-- begin --

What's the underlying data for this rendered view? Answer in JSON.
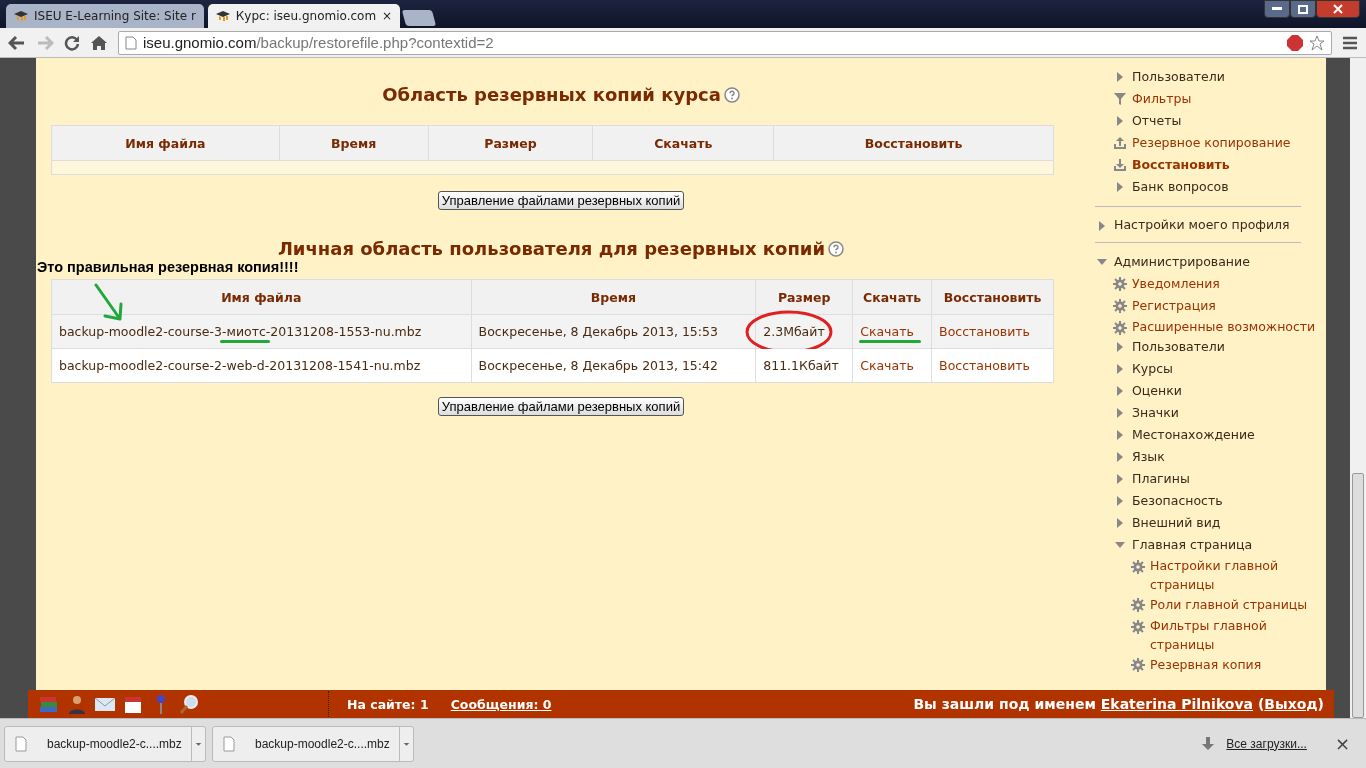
{
  "browser": {
    "tabs": [
      {
        "title": "ISEU E-Learning Site: Site r",
        "selected": false
      },
      {
        "title": "Курс: iseu.gnomio.com",
        "selected": true,
        "close": "×"
      }
    ],
    "url": {
      "host": "iseu.gnomio.com",
      "path": "/backup/restorefile.php?contextid=2"
    }
  },
  "course_backups": {
    "title": "Область резервных копий курса",
    "columns": [
      "Имя файла",
      "Время",
      "Размер",
      "Скачать",
      "Восстановить"
    ],
    "button": "Управление файлами резервных копий"
  },
  "annotation": "Это правильная резервная копия!!!!",
  "user_backups": {
    "title": "Личная область пользователя для резервных копий",
    "columns": [
      "Имя файла",
      "Время",
      "Размер",
      "Скачать",
      "Восстановить"
    ],
    "rows": [
      {
        "file": "backup-moodle2-course-3-миотс-20131208-1553-nu.mbz",
        "time": "Воскресенье, 8 Декабрь 2013, 15:53",
        "size": "2.3Мбайт",
        "download": "Скачать",
        "restore": "Восстановить",
        "annotated": true
      },
      {
        "file": "backup-moodle2-course-2-web-d-20131208-1541-nu.mbz",
        "time": "Воскресенье, 8 Декабрь 2013, 15:42",
        "size": "811.1Кбайт",
        "download": "Скачать",
        "restore": "Восстановить",
        "annotated": false
      }
    ],
    "button": "Управление файлами резервных копий"
  },
  "sidebar": {
    "groups": [
      {
        "items": [
          {
            "label": "Пользователи",
            "kind": "branch"
          },
          {
            "label": "Фильтры",
            "kind": "filter"
          },
          {
            "label": "Отчеты",
            "kind": "branch"
          },
          {
            "label": "Резервное копирование",
            "kind": "backup"
          },
          {
            "label": "Восстановить",
            "kind": "restore",
            "selected": true
          },
          {
            "label": "Банк вопросов",
            "kind": "branch"
          }
        ]
      },
      {
        "items": [
          {
            "label": "Настройки моего профиля",
            "kind": "branch"
          }
        ]
      },
      {
        "items": [
          {
            "label": "Администрирование",
            "kind": "branch",
            "expanded": true,
            "children": [
              {
                "label": "Уведомления",
                "kind": "setting"
              },
              {
                "label": "Регистрация",
                "kind": "setting"
              },
              {
                "label": "Расширенные возможности",
                "kind": "setting"
              },
              {
                "label": "Пользователи",
                "kind": "branch"
              },
              {
                "label": "Курсы",
                "kind": "branch"
              },
              {
                "label": "Оценки",
                "kind": "branch"
              },
              {
                "label": "Значки",
                "kind": "branch"
              },
              {
                "label": "Местонахождение",
                "kind": "branch"
              },
              {
                "label": "Язык",
                "kind": "branch"
              },
              {
                "label": "Плагины",
                "kind": "branch"
              },
              {
                "label": "Безопасность",
                "kind": "branch"
              },
              {
                "label": "Внешний вид",
                "kind": "branch"
              },
              {
                "label": "Главная страница",
                "kind": "branch",
                "expanded": true,
                "children": [
                  {
                    "label": "Настройки главной страницы",
                    "kind": "setting"
                  },
                  {
                    "label": "Роли главной страницы",
                    "kind": "setting"
                  },
                  {
                    "label": "Фильтры главной страницы",
                    "kind": "setting"
                  },
                  {
                    "label": "Резервная копия",
                    "kind": "setting"
                  }
                ]
              }
            ]
          }
        ]
      }
    ]
  },
  "footer": {
    "online": "На сайте: 1",
    "messages": "Сообщения: 0",
    "login": {
      "prefix": "Вы зашли под именем",
      "user": "Ekaterina Pilnikova",
      "open": "(",
      "logout": "Выход",
      "close": ")"
    }
  },
  "downloads": {
    "items": [
      "backup-moodle2-c....mbz",
      "backup-moodle2-c....mbz"
    ],
    "all": "Все загрузки...",
    "close": "×"
  }
}
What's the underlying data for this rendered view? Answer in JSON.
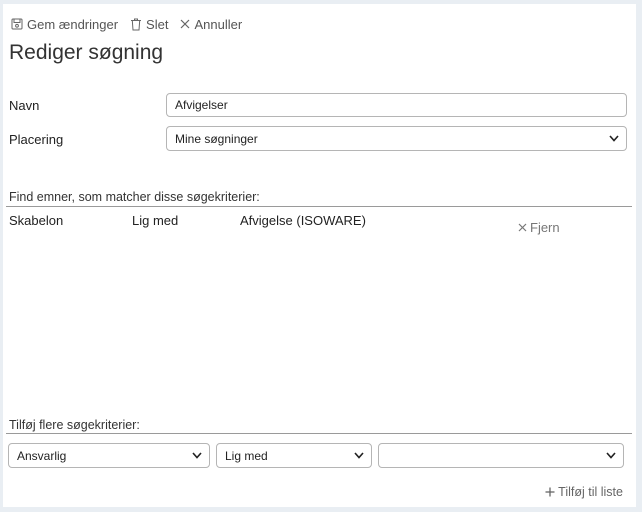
{
  "toolbar": {
    "save_label": "Gem ændringer",
    "delete_label": "Slet",
    "cancel_label": "Annuller"
  },
  "page": {
    "title": "Rediger søgning"
  },
  "form": {
    "name_label": "Navn",
    "name_value": "Afvigelser",
    "location_label": "Placering",
    "location_value": "Mine søgninger"
  },
  "criteria": {
    "section_title": "Find emner, som matcher disse søgekriterier:",
    "rows": [
      {
        "field": "Skabelon",
        "operator": "Lig med",
        "value": "Afvigelse (ISOWARE)",
        "remove_label": "Fjern"
      }
    ]
  },
  "add_criteria": {
    "section_title": "Tilføj flere søgekriterier:",
    "field_value": "Ansvarlig",
    "operator_value": "Lig med",
    "value_value": "",
    "add_label": "Tilføj til liste"
  },
  "colors": {
    "background": "#e9eef3",
    "panel": "#ffffff",
    "border": "#b5b5b5"
  }
}
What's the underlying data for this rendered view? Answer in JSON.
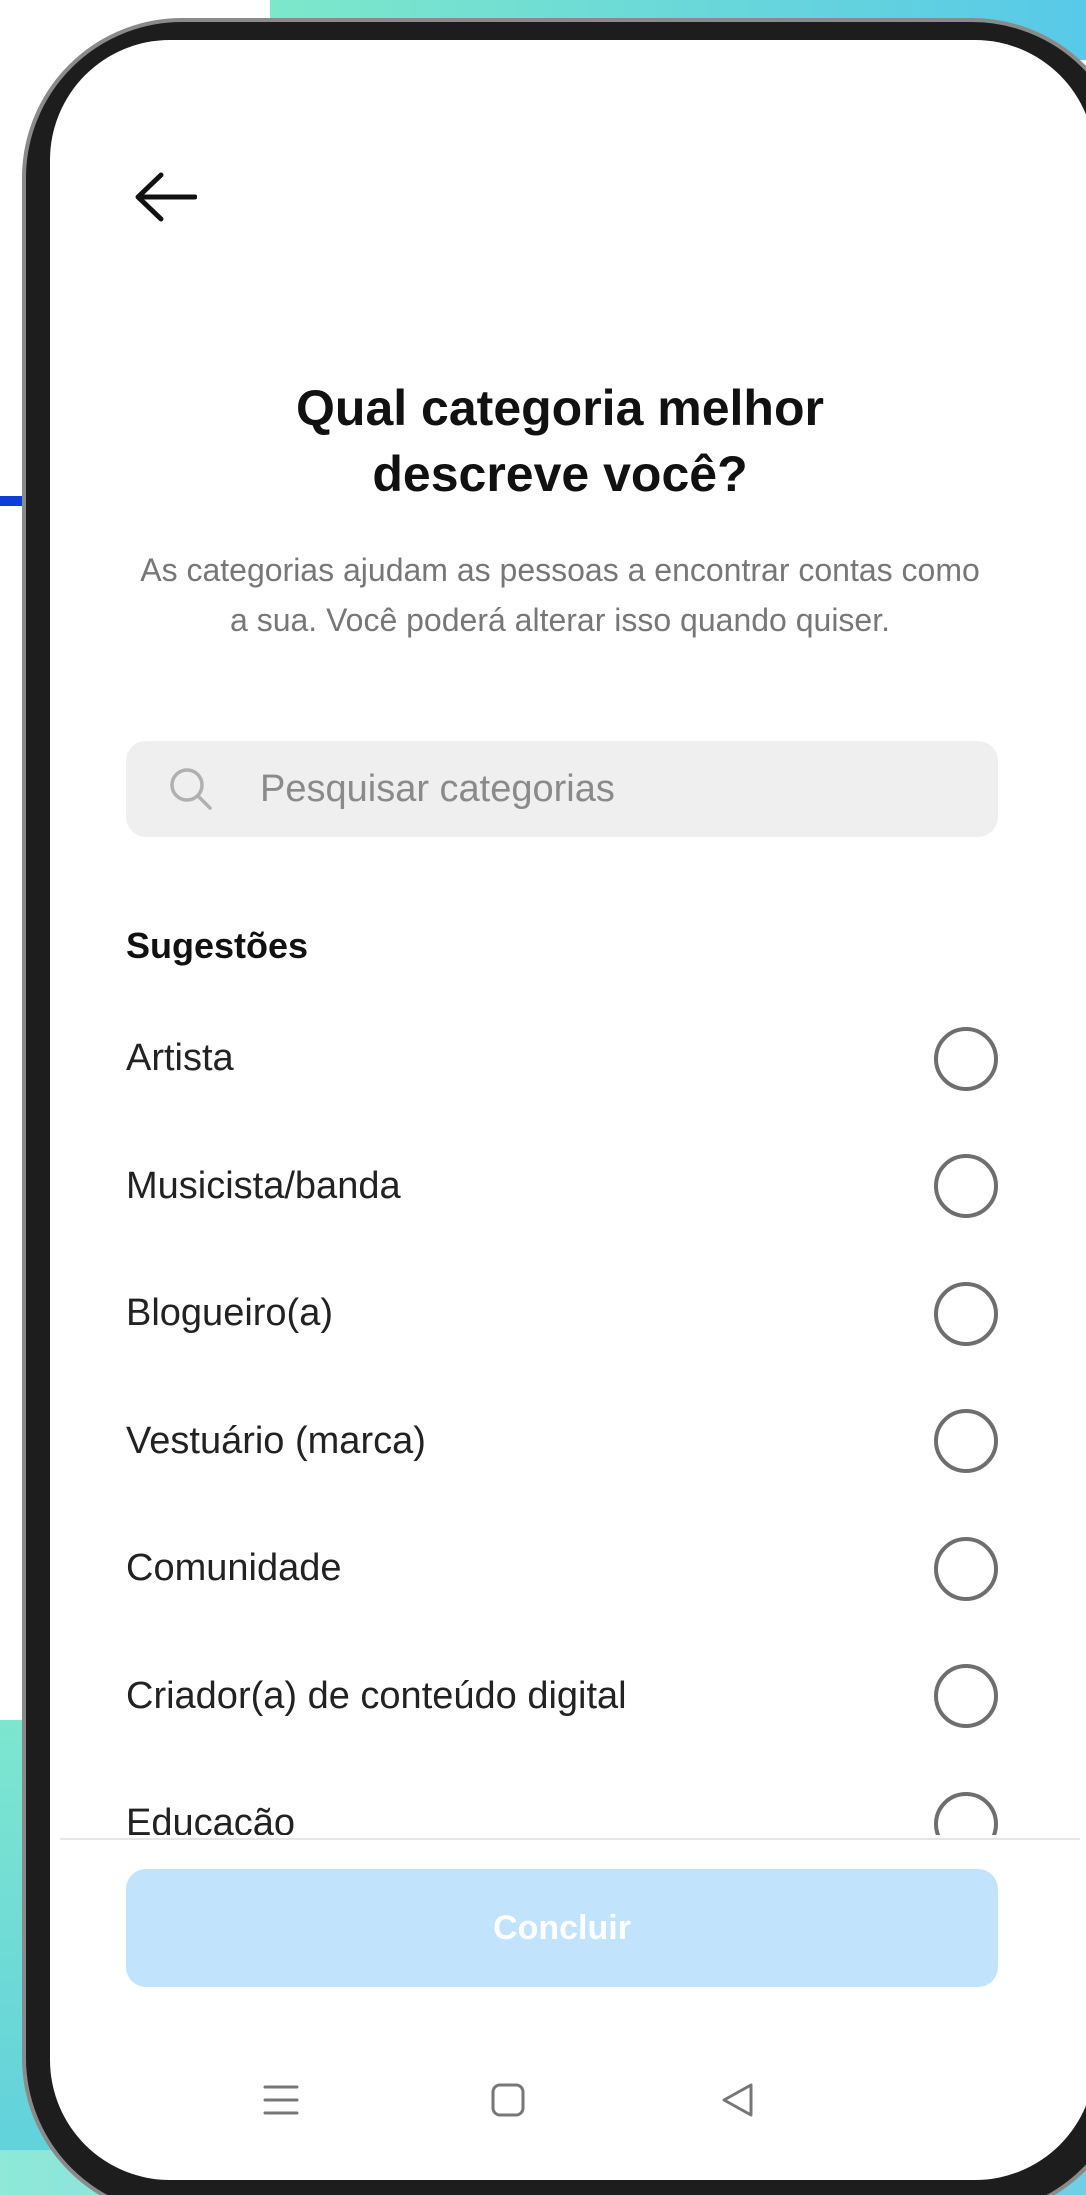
{
  "header": {
    "title_line1": "Qual categoria melhor",
    "title_line2": "descreve você?",
    "subtitle": "As categorias ajudam as pessoas a encontrar contas como a sua. Você poderá alterar isso quando quiser."
  },
  "search": {
    "placeholder": "Pesquisar categorias",
    "icon": "search-icon"
  },
  "suggestions": {
    "label": "Sugestões",
    "items": [
      {
        "label": "Artista",
        "selected": false
      },
      {
        "label": "Musicista/banda",
        "selected": false
      },
      {
        "label": "Blogueiro(a)",
        "selected": false
      },
      {
        "label": "Vestuário (marca)",
        "selected": false
      },
      {
        "label": "Comunidade",
        "selected": false
      },
      {
        "label": "Criador(a) de conteúdo digital",
        "selected": false
      },
      {
        "label": "Educação",
        "selected": false
      }
    ]
  },
  "footer": {
    "done_label": "Concluir",
    "done_color": "#c1e3fb"
  },
  "nav": {
    "icons": [
      "menu-icon",
      "home-square-icon",
      "back-triangle-icon"
    ]
  }
}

-- end --

## STATED EXERCISE
Take the entries shown above and quote them verbatim, passing over the pictures.

## RESULT OF THE TASK
What's the underlying data for this rendered view? Answer in JSON.
{
  "browser": {
    "tabs": [
      {
        "title": "ISEU E-Learning Site: Site r",
        "selected": false
      },
      {
        "title": "Курс: iseu.gnomio.com",
        "selected": true,
        "close": "×"
      }
    ],
    "url": {
      "host": "iseu.gnomio.com",
      "path": "/backup/restorefile.php?contextid=2"
    }
  },
  "course_backups": {
    "title": "Область резервных копий курса",
    "columns": [
      "Имя файла",
      "Время",
      "Размер",
      "Скачать",
      "Восстановить"
    ],
    "button": "Управление файлами резервных копий"
  },
  "annotation": "Это правильная резервная копия!!!!",
  "user_backups": {
    "title": "Личная область пользователя для резервных копий",
    "columns": [
      "Имя файла",
      "Время",
      "Размер",
      "Скачать",
      "Восстановить"
    ],
    "rows": [
      {
        "file": "backup-moodle2-course-3-миотс-20131208-1553-nu.mbz",
        "time": "Воскресенье, 8 Декабрь 2013, 15:53",
        "size": "2.3Мбайт",
        "download": "Скачать",
        "restore": "Восстановить",
        "annotated": true
      },
      {
        "file": "backup-moodle2-course-2-web-d-20131208-1541-nu.mbz",
        "time": "Воскресенье, 8 Декабрь 2013, 15:42",
        "size": "811.1Кбайт",
        "download": "Скачать",
        "restore": "Восстановить",
        "annotated": false
      }
    ],
    "button": "Управление файлами резервных копий"
  },
  "sidebar": {
    "groups": [
      {
        "items": [
          {
            "label": "Пользователи",
            "kind": "branch"
          },
          {
            "label": "Фильтры",
            "kind": "filter"
          },
          {
            "label": "Отчеты",
            "kind": "branch"
          },
          {
            "label": "Резервное копирование",
            "kind": "backup"
          },
          {
            "label": "Восстановить",
            "kind": "restore",
            "selected": true
          },
          {
            "label": "Банк вопросов",
            "kind": "branch"
          }
        ]
      },
      {
        "items": [
          {
            "label": "Настройки моего профиля",
            "kind": "branch"
          }
        ]
      },
      {
        "items": [
          {
            "label": "Администрирование",
            "kind": "branch",
            "expanded": true,
            "children": [
              {
                "label": "Уведомления",
                "kind": "setting"
              },
              {
                "label": "Регистрация",
                "kind": "setting"
              },
              {
                "label": "Расширенные возможности",
                "kind": "setting"
              },
              {
                "label": "Пользователи",
                "kind": "branch"
              },
              {
                "label": "Курсы",
                "kind": "branch"
              },
              {
                "label": "Оценки",
                "kind": "branch"
              },
              {
                "label": "Значки",
                "kind": "branch"
              },
              {
                "label": "Местонахождение",
                "kind": "branch"
              },
              {
                "label": "Язык",
                "kind": "branch"
              },
              {
                "label": "Плагины",
                "kind": "branch"
              },
              {
                "label": "Безопасность",
                "kind": "branch"
              },
              {
                "label": "Внешний вид",
                "kind": "branch"
              },
              {
                "label": "Главная страница",
                "kind": "branch",
                "expanded": true,
                "children": [
                  {
                    "label": "Настройки главной страницы",
                    "kind": "setting"
                  },
                  {
                    "label": "Роли главной страницы",
                    "kind": "setting"
                  },
                  {
                    "label": "Фильтры главной страницы",
                    "kind": "setting"
                  },
                  {
                    "label": "Резервная копия",
                    "kind": "setting"
                  }
                ]
              }
            ]
          }
        ]
      }
    ]
  },
  "footer": {
    "online": "На сайте: 1",
    "messages": "Сообщения: 0",
    "login": {
      "prefix": "Вы зашли под именем",
      "user": "Ekaterina Pilnikova",
      "open": "(",
      "logout": "Выход",
      "close": ")"
    }
  },
  "downloads": {
    "items": [
      "backup-moodle2-c....mbz",
      "backup-moodle2-c....mbz"
    ],
    "all": "Все загрузки...",
    "close": "×"
  }
}
What's the underlying data for this rendered view? Answer in JSON.
{
  "toolbar": {
    "save_label": "Gem ændringer",
    "delete_label": "Slet",
    "cancel_label": "Annuller"
  },
  "page": {
    "title": "Rediger søgning"
  },
  "form": {
    "name_label": "Navn",
    "name_value": "Afvigelser",
    "location_label": "Placering",
    "location_value": "Mine søgninger"
  },
  "criteria": {
    "section_title": "Find emner, som matcher disse søgekriterier:",
    "rows": [
      {
        "field": "Skabelon",
        "operator": "Lig med",
        "value": "Afvigelse (ISOWARE)",
        "remove_label": "Fjern"
      }
    ]
  },
  "add_criteria": {
    "section_title": "Tilføj flere søgekriterier:",
    "field_value": "Ansvarlig",
    "operator_value": "Lig med",
    "value_value": "",
    "add_label": "Tilføj til liste"
  },
  "colors": {
    "background": "#e9eef3",
    "panel": "#ffffff",
    "border": "#b5b5b5"
  }
}
What's the underlying data for this rendered view? Answer in JSON.
{
  "header": {
    "title_line1": "Qual categoria melhor",
    "title_line2": "descreve você?",
    "subtitle": "As categorias ajudam as pessoas a encontrar contas como a sua. Você poderá alterar isso quando quiser."
  },
  "search": {
    "placeholder": "Pesquisar categorias",
    "icon": "search-icon"
  },
  "suggestions": {
    "label": "Sugestões",
    "items": [
      {
        "label": "Artista",
        "selected": false
      },
      {
        "label": "Musicista/banda",
        "selected": false
      },
      {
        "label": "Blogueiro(a)",
        "selected": false
      },
      {
        "label": "Vestuário (marca)",
        "selected": false
      },
      {
        "label": "Comunidade",
        "selected": false
      },
      {
        "label": "Criador(a) de conteúdo digital",
        "selected": false
      },
      {
        "label": "Educação",
        "selected": false
      }
    ]
  },
  "footer": {
    "done_label": "Concluir",
    "done_color": "#c1e3fb"
  },
  "nav": {
    "icons": [
      "menu-icon",
      "home-square-icon",
      "back-triangle-icon"
    ]
  }
}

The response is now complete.